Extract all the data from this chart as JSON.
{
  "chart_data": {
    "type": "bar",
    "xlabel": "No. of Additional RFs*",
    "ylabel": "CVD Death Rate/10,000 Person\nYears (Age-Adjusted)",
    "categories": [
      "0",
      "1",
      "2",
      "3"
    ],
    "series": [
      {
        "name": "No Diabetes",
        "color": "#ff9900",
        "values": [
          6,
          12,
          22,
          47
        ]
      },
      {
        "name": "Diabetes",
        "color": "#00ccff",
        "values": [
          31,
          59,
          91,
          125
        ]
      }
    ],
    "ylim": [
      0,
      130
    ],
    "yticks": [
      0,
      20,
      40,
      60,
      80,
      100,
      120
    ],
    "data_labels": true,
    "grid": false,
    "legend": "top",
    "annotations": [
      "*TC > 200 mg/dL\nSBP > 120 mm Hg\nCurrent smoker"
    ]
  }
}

### BRIEF
Go through the listing and print each line exactly as it appears.

### FINAL RESULT
Extract all the data from this chart as JSON.
{
  "chart_data": {
    "type": "bar",
    "xlabel": "No. of Additional RFs*",
    "ylabel": "CVD Death Rate/10,000 Person\nYears (Age-Adjusted)",
    "categories": [
      "0",
      "1",
      "2",
      "3"
    ],
    "series": [
      {
        "name": "No Diabetes",
        "color": "#ff9900",
        "values": [
          6,
          12,
          22,
          47
        ]
      },
      {
        "name": "Diabetes",
        "color": "#00ccff",
        "values": [
          31,
          59,
          91,
          125
        ]
      }
    ],
    "ylim": [
      0,
      130
    ],
    "yticks": [
      0,
      20,
      40,
      60,
      80,
      100,
      120
    ],
    "data_labels": true,
    "grid": false,
    "legend": "top",
    "annotations": [
      "*TC > 200 mg/dL\nSBP > 120 mm Hg\nCurrent smoker"
    ]
  }
}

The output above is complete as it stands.